[TEXTO PROPUESTO]:
En el orden moral, sin embargo, es la primera, por su importancia, la libertad
del hombre.
La libertad del hombre no consiste en la facultad soberana de elegir el fin,
sino en la omnímoda de escoger uno de los caminos que más o menos
derechamente van a parar a ese fin necesario.
La libertad y la sabiduría de Dios resplandecen en el señalamiento
del término. La libertad del hombre se pone de manifiesto en la elección
de la senda. De esta manera, el hombre obra de consuno con Dios en la creación
de las maravillas de la Historia.
Si después de todo lo expuesto se nos exigiera una definición
de la Historia que comprendiese los varios elementos de nuestra doctrina, la
definiríamos de la manera siguiente: la Historia considerada en general,
es la narración de los acontecimientos que manifiestan los designios
de Dios sobre la Humanidad y su realización en el tiempo, ya por medio
de su intervención directa y milagrosa, ya por medio de la libertad del
hombre.
La Historia se divide en Historia antigua, la cual comprende el conjunto de
los sucesos que manifiestan los designios de Dios sobre el pueblo hebreo y sobre
los pueblos idólatras, desde la creación hasta la venida de Nuestro
Señor Jesucristo; y en Historia moderna, la cual comprende el conjunto
de los sucesos que manifiestan los designios de Dios sobre el pueblo judío,
sobre el cristiano y sobre los otros pueblos de la tierra, desde el nacimiento
del Salvador hasta nuestros días.
(....)
VIII. ERROR FUNDAMENTAL
DE LA TEORÍA DE LA PERFECTIBILIDAD Y DEL PROGRESO
Me propongo demostrar que la sociedad y el hombre son inseparables y que obedecen
a ciertas leyes generales reveladas por Dios desde el principio de los tiempos.
Si la creación del mundo es un acto único y simplísimo,
considerado en Dios, y una obra completa y perfectísima, considerada
en el hombre, se sigue de aquí necesariamente que el hombre, desde el
punto en que fue, tuvo noticia cierta del fin para que había sido criado,
del camino por donde había de alcanzar aquel fin y de las leyes inmutables
a que había de vivir sujeto durante su breve peregrinación y su
escabroso camino. Y porque el hombre fue estas dos cosas a la vez, individuo
y sociedad, por eso tuvo noticia a un mismo tiempo de las leyes por las que
habían de gobernarse los individuos y de aquellas a que debían
vivir sujetas en sus varias evoluciones las sociedades humanas. La noticia que
se le dio de esas leyes es lo que se llama revelación, y la revelación
de todas esas cosas constituye al hombre de un golpe en un estado de civilización
perfectísimo e incomparable.

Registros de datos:
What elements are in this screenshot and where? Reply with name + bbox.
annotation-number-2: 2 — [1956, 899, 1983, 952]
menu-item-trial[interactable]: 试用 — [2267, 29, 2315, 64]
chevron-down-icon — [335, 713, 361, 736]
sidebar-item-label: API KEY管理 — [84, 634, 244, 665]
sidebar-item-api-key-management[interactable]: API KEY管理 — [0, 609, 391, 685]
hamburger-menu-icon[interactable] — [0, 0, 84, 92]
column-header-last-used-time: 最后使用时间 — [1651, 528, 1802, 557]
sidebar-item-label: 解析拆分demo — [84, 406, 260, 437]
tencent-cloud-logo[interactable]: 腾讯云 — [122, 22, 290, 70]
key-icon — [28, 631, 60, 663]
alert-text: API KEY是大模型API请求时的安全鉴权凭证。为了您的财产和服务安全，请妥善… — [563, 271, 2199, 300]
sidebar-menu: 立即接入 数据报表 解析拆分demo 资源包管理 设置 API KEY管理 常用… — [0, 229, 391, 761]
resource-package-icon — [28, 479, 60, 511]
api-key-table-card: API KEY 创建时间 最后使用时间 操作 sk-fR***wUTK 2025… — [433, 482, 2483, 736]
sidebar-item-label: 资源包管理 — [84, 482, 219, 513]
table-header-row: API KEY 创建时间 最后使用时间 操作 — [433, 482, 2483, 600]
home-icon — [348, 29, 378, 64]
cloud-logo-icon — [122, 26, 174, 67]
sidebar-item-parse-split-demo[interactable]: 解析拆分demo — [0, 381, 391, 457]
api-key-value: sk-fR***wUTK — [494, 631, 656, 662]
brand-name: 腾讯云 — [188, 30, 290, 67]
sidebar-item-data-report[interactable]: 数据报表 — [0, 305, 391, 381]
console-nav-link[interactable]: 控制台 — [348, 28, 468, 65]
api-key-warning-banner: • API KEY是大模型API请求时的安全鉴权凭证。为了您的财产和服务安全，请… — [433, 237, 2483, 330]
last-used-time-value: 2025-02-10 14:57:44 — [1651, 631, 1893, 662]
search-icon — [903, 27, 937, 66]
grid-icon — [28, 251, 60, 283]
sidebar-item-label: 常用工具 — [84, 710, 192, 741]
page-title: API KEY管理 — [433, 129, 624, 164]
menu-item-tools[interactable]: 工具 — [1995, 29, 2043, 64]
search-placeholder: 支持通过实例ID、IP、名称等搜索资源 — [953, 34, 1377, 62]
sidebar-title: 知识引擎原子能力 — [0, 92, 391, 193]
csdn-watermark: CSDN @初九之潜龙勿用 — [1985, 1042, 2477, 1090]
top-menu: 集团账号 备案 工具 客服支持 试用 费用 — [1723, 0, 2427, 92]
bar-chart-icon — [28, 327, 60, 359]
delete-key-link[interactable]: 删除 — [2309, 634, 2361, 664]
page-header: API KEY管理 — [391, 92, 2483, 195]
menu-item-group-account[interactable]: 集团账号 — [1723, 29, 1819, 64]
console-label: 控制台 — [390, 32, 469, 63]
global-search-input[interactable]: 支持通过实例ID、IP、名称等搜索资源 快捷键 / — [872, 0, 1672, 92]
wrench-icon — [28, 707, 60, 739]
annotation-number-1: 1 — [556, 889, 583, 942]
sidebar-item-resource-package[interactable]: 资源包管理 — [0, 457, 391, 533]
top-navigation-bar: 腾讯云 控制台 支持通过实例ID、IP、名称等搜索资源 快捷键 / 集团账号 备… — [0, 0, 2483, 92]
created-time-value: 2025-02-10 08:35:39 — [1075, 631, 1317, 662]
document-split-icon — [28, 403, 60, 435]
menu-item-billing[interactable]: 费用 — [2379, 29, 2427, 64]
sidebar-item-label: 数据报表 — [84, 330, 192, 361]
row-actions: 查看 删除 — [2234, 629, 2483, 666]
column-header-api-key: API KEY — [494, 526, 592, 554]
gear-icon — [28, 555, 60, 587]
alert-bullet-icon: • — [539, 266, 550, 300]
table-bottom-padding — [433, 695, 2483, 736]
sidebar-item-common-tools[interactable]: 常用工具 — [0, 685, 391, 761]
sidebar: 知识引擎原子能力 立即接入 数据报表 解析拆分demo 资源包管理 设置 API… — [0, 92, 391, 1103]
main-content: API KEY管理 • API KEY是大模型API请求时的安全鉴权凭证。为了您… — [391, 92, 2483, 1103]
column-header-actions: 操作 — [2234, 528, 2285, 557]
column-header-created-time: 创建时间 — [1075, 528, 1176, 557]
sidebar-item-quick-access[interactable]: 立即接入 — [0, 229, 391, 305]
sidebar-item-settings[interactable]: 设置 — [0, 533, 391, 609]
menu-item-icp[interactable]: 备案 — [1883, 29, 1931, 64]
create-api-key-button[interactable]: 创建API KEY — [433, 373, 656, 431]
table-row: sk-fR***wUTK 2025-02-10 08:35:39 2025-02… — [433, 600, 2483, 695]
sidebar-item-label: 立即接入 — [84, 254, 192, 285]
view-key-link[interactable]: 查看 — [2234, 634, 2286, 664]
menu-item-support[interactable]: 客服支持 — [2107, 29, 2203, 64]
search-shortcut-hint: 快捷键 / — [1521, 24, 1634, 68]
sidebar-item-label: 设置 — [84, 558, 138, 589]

[ENUNCIADO 1]: Indica si cada afirmación concuerda con el texto propuesto. Responde sí o no y cita literalmente las palabras del texto que lo deciden. (a) La libertad del hombre consiste en la facultad de elegir el fin. (b) La Historia moderna abarca desde el nacimiento del Salvador hasta nuestros días. (c) La revelación sitúa al hombre de un golpe en un estado de civilización perfectísimo.
[ENUNCIADO 2]: Traduce al inglés esta oración del texto propuesto: «La libertad del hombre se pone de manifiesto en la elección de la senda.»
[ENUNCIADO 3]: Prosigue el texto sobre la Historia y la revelación a partir de su última oración.

[RESOLUCIÓN 1]:
(a) No: «La libertad del hombre no consiste en la facultad soberana de elegir el fin».
(b) Sí: «desde el nacimiento del Salvador hasta nuestros días».
(c) Sí: «la revelación de todas esas cosas constituye al hombre de un golpe en un estado de civilización perfectísimo e incomparable».

[RESOLUCIÓN 2]: Man's freedom is made manifest in the choice of the path.

[RESOLUCIÓN 3]:
De todos los medios propuestos para desatar los nudos de esa gravísima
cuestión y para disipar las sombras del gran misterio de nuestra naturaleza
y de nuestro origen, este que el catolicismo propone dogmáticamente es
no sólo el único verdadero, sino también el único
puesto en razón y el único espléndidamente luminoso. La
naturaleza divina, o ha de ser negada de todo punto, o concedida en calidad
de armónica o sintética; siendo sintética y armónica,
la obra que salga de sus manos ha de ser forzosamente una síntesis, y
siéndolo, ha de ser una armonía; y como lo uno y lo otro excluyen
lo particular, y lo rudimentario, y lo imperfecto, se sigue de aquí que
Dios, al crear todas las cosas, las creó por grupos inmensos y grandiosos,
juntando en uno todas las cosa afines y dominándolo todo con una síntesis
suprema. Suponer que Dios hizo las cosas y que las dejó sin leyes, o
que estableció sus leyes por separado, para que las cosas anduvieran
sin ley ni regla ninguna en pos de sus leyes y las leyes en pos de las cosas,
es una extravagancia sobre toda extravagancia, a la cual ni los racionalistas,
con toda sus ciencia, pueden poner un nombre. Suponer al hombre ocupado en inventar
la ley de sus acciones y las leyes de las asociaciones humanas y en escribir
el código de sus deberes sociales, viene a ser lo mismo que suponer a
las cosas temporales buscando los tiempos y a las corporales buscando sus espacios;
o al revés, o a los espacios buscando las cosas corpóreas y a
los tiempos buscando a las temporales.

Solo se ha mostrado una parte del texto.